◆ REQUIREMENT ◆
The entries below are to be written out again without alteration.

◆ RECORDS SHOWN ◆
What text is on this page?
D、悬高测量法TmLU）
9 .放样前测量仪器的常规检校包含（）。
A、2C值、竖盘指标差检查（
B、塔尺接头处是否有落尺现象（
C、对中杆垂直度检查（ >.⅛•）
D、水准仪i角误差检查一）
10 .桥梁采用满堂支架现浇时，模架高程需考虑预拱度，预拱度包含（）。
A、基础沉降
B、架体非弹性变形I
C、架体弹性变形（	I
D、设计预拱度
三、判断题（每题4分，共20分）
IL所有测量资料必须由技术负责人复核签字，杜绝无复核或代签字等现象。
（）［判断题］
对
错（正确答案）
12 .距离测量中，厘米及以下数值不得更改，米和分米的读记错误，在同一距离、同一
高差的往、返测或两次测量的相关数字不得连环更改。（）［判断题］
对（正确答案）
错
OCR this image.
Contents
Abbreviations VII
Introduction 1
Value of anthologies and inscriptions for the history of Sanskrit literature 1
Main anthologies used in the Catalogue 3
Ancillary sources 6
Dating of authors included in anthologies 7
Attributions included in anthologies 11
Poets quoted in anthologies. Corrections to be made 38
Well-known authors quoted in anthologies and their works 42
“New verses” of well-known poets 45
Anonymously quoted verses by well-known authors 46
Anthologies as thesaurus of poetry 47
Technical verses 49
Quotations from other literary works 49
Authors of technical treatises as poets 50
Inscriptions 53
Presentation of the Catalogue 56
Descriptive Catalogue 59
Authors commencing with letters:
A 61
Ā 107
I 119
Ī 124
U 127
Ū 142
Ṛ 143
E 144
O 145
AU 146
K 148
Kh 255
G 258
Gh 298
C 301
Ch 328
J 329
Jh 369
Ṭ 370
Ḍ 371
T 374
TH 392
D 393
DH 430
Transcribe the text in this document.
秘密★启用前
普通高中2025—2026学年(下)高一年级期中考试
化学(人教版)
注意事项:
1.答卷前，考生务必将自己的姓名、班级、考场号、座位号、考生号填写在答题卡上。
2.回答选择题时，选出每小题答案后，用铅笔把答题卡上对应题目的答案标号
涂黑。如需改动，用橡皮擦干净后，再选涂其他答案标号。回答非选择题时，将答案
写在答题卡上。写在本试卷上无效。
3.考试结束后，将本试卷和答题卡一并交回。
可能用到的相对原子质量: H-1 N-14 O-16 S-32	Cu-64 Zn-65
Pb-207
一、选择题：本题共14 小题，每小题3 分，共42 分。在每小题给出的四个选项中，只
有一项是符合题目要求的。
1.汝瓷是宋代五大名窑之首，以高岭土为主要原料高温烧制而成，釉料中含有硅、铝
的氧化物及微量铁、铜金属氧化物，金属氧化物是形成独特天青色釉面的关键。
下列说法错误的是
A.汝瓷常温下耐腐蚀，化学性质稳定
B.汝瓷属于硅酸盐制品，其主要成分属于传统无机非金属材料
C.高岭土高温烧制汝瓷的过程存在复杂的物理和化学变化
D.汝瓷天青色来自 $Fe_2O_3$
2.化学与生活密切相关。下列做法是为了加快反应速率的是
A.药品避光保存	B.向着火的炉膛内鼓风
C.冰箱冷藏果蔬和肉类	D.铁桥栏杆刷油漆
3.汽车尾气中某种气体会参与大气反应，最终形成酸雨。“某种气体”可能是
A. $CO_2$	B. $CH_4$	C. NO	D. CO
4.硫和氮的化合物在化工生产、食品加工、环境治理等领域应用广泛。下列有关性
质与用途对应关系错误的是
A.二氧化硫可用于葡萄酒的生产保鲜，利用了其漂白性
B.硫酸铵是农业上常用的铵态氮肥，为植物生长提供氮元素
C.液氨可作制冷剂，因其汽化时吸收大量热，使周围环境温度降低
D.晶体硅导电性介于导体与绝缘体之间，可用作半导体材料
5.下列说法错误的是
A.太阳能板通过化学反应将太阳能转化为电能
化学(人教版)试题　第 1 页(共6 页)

◆ WRITTEN ANSWER ◆
What text is on this page?
D、悬高测量法TmLU）
9 .放样前测量仪器的常规检校包含（）。
A、2C值、竖盘指标差检查（
B、塔尺接头处是否有落尺现象（
C、对中杆垂直度检查（ >.⅛•）
D、水准仪i角误差检查一）
10 .桥梁采用满堂支架现浇时，模架高程需考虑预拱度，预拱度包含（）。
A、基础沉降
B、架体非弹性变形I
C、架体弹性变形（	I
D、设计预拱度
三、判断题（每题4分，共20分）
IL所有测量资料必须由技术负责人复核签字，杜绝无复核或代签字等现象。
（）［判断题］
对
错（正确答案）
12 .距离测量中，厘米及以下数值不得更改，米和分米的读记错误，在同一距离、同一
高差的往、返测或两次测量的相关数字不得连环更改。（）［判断题］
对（正确答案）
错
OCR this image.
Contents
Abbreviations VII
Introduction 1
Value of anthologies and inscriptions for the history of Sanskrit literature 1
Main anthologies used in the Catalogue 3
Ancillary sources 6
Dating of authors included in anthologies 7
Attributions included in anthologies 11
Poets quoted in anthologies. Corrections to be made 38
Well-known authors quoted in anthologies and their works 42
“New verses” of well-known poets 45
Anonymously quoted verses by well-known authors 46
Anthologies as thesaurus of poetry 47
Technical verses 49
Quotations from other literary works 49
Authors of technical treatises as poets 50
Inscriptions 53
Presentation of the Catalogue 56
Descriptive Catalogue 59
Authors commencing with letters:
A 61
Ā 107
I 119
Ī 124
U 127
Ū 142
Ṛ 143
E 144
O 145
AU 146
K 148
Kh 255
G 258
Gh 298
C 301
Ch 328
J 329
Jh 369
Ṭ 370
Ḍ 371
T 374
TH 392
D 393
DH 430
Transcribe the text in this document.
秘密★启用前
普通高中2025—2026学年(下)高一年级期中考试
化学(人教版)
注意事项:
1.答卷前，考生务必将自己的姓名、班级、考场号、座位号、考生号填写在答题卡上。
2.回答选择题时，选出每小题答案后，用铅笔把答题卡上对应题目的答案标号
涂黑。如需改动，用橡皮擦干净后，再选涂其他答案标号。回答非选择题时，将答案
写在答题卡上。写在本试卷上无效。
3.考试结束后，将本试卷和答题卡一并交回。
可能用到的相对原子质量: H-1 N-14 O-16 S-32	Cu-64 Zn-65
Pb-207
一、选择题：本题共14 小题，每小题3 分，共42 分。在每小题给出的四个选项中，只
有一项是符合题目要求的。
1.汝瓷是宋代五大名窑之首，以高岭土为主要原料高温烧制而成，釉料中含有硅、铝
的氧化物及微量铁、铜金属氧化物，金属氧化物是形成独特天青色釉面的关键。
下列说法错误的是
A.汝瓷常温下耐腐蚀，化学性质稳定
B.汝瓷属于硅酸盐制品，其主要成分属于传统无机非金属材料
C.高岭土高温烧制汝瓷的过程存在复杂的物理和化学变化
D.汝瓷天青色来自 $Fe_2O_3$
2.化学与生活密切相关。下列做法是为了加快反应速率的是
A.药品避光保存	B.向着火的炉膛内鼓风
C.冰箱冷藏果蔬和肉类	D.铁桥栏杆刷油漆
3.汽车尾气中某种气体会参与大气反应，最终形成酸雨。“某种气体”可能是
A. $CO_2$	B. $CH_4$	C. NO	D. CO
4.硫和氮的化合物在化工生产、食品加工、环境治理等领域应用广泛。下列有关性
质与用途对应关系错误的是
A.二氧化硫可用于葡萄酒的生产保鲜，利用了其漂白性
B.硫酸铵是农业上常用的铵态氮肥，为植物生长提供氮元素
C.液氨可作制冷剂，因其汽化时吸收大量热，使周围环境温度降低
D.晶体硅导电性介于导体与绝缘体之间，可用作半导体材料
5.下列说法错误的是
A.太阳能板通过化学反应将太阳能转化为电能
化学(人教版)试题　第 1 页(共6 页)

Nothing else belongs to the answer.